[start EXERCISE INPUT]
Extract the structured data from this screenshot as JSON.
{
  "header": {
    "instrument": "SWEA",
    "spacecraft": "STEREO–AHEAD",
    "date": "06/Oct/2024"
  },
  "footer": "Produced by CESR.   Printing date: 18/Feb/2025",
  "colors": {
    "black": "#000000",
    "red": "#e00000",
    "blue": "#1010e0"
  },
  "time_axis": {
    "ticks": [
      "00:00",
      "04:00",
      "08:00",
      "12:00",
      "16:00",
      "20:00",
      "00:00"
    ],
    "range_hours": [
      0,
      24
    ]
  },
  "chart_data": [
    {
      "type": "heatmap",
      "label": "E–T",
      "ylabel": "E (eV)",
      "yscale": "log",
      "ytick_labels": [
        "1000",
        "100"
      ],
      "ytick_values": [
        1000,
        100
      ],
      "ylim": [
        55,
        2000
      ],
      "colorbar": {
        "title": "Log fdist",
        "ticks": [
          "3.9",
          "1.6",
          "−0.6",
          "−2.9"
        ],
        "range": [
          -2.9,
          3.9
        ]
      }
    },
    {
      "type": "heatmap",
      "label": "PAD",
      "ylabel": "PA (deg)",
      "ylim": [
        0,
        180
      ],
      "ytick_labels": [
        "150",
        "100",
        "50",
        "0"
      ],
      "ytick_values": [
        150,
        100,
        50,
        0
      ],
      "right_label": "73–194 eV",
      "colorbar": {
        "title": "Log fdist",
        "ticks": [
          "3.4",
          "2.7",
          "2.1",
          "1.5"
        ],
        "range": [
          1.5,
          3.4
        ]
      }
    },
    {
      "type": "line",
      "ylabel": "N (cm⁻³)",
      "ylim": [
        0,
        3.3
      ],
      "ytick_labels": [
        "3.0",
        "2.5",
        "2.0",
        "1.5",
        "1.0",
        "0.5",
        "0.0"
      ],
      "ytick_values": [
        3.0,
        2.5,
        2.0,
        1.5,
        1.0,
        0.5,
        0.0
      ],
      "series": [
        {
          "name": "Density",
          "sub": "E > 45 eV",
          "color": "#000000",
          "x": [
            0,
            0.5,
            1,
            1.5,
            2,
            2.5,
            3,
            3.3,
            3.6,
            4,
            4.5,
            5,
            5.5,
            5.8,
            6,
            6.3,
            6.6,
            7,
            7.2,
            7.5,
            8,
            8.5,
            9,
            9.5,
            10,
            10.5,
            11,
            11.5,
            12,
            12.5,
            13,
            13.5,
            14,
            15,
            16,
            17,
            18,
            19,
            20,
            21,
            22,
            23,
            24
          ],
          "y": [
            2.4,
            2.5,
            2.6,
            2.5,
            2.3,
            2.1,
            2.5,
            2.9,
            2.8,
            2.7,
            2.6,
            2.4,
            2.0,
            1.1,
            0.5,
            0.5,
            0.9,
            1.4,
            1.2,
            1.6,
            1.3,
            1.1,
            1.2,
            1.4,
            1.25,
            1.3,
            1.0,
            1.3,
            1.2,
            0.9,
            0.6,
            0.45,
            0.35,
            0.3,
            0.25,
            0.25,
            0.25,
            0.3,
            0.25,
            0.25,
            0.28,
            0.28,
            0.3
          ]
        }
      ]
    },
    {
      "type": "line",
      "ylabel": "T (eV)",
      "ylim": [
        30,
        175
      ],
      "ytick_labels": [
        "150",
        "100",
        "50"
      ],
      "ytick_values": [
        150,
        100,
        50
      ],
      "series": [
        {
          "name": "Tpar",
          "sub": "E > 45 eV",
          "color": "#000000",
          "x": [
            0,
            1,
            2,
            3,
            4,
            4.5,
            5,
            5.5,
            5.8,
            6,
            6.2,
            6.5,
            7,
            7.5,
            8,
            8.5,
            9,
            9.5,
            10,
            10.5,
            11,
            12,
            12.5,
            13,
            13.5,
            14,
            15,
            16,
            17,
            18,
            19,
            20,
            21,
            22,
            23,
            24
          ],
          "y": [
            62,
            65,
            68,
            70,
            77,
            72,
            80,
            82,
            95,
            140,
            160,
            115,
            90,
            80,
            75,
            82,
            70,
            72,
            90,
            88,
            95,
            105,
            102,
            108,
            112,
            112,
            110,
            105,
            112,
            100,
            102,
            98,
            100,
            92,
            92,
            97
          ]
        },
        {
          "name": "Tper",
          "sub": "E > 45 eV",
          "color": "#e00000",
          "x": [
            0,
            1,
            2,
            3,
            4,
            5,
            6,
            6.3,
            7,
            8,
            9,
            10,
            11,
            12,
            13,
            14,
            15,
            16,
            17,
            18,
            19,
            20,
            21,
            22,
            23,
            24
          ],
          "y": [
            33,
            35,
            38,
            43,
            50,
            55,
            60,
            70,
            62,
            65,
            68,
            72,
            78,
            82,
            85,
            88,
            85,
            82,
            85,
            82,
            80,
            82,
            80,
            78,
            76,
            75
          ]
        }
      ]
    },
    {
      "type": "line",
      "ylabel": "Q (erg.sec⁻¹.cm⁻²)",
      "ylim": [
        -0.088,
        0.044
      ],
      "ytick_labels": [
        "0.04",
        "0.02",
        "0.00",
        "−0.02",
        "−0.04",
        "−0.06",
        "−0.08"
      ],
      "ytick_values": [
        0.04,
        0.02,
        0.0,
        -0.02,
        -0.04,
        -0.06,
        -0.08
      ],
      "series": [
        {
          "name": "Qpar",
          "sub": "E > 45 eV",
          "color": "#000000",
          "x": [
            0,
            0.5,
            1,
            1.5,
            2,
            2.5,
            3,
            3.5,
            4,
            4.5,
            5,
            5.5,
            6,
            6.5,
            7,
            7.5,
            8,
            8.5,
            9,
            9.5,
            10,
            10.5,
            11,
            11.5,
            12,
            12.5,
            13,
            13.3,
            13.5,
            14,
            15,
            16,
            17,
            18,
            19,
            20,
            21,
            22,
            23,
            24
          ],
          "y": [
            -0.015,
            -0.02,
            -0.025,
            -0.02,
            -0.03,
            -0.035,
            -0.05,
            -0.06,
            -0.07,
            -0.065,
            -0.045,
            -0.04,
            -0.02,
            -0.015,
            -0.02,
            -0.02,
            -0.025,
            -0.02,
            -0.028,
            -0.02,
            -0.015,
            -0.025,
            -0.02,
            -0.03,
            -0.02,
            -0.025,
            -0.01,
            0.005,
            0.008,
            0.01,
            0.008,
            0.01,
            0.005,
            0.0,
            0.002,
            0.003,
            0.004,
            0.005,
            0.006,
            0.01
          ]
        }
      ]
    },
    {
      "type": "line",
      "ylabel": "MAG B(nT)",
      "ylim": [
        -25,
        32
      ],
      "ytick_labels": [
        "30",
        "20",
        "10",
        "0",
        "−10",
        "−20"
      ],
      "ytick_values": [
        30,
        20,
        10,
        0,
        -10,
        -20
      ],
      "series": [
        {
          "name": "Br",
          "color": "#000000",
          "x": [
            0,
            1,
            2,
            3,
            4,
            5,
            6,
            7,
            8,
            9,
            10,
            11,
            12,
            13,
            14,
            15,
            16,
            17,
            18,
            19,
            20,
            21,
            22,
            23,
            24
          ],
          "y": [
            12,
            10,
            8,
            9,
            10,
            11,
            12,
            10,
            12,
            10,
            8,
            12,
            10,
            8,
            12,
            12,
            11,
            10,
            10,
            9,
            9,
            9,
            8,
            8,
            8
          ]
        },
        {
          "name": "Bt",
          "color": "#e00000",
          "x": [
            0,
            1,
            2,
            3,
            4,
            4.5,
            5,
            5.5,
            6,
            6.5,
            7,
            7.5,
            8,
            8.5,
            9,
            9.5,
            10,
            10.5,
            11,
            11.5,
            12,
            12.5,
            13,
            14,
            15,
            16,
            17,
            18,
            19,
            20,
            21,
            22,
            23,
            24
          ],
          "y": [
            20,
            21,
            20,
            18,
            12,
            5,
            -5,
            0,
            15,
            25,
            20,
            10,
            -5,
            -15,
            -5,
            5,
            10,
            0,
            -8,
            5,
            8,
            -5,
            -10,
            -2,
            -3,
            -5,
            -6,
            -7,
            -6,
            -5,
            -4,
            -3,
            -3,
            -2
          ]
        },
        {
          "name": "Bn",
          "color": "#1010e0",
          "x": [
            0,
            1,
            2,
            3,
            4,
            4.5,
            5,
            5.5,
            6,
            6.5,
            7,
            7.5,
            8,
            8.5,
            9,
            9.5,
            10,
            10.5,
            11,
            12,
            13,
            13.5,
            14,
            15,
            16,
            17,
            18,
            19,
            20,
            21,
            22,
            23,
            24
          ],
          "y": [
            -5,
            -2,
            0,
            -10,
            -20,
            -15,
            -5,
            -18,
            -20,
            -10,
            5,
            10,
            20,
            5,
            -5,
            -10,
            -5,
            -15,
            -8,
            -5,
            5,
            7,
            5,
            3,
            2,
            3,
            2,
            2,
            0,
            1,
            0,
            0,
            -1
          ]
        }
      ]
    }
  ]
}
[end EXERCISE INPUT]
Every line holding "date" should be copied out.

    "date": "06/Oct/2024"
  "footer": "Produced by CESR.   Printing date: 18/Feb/2025",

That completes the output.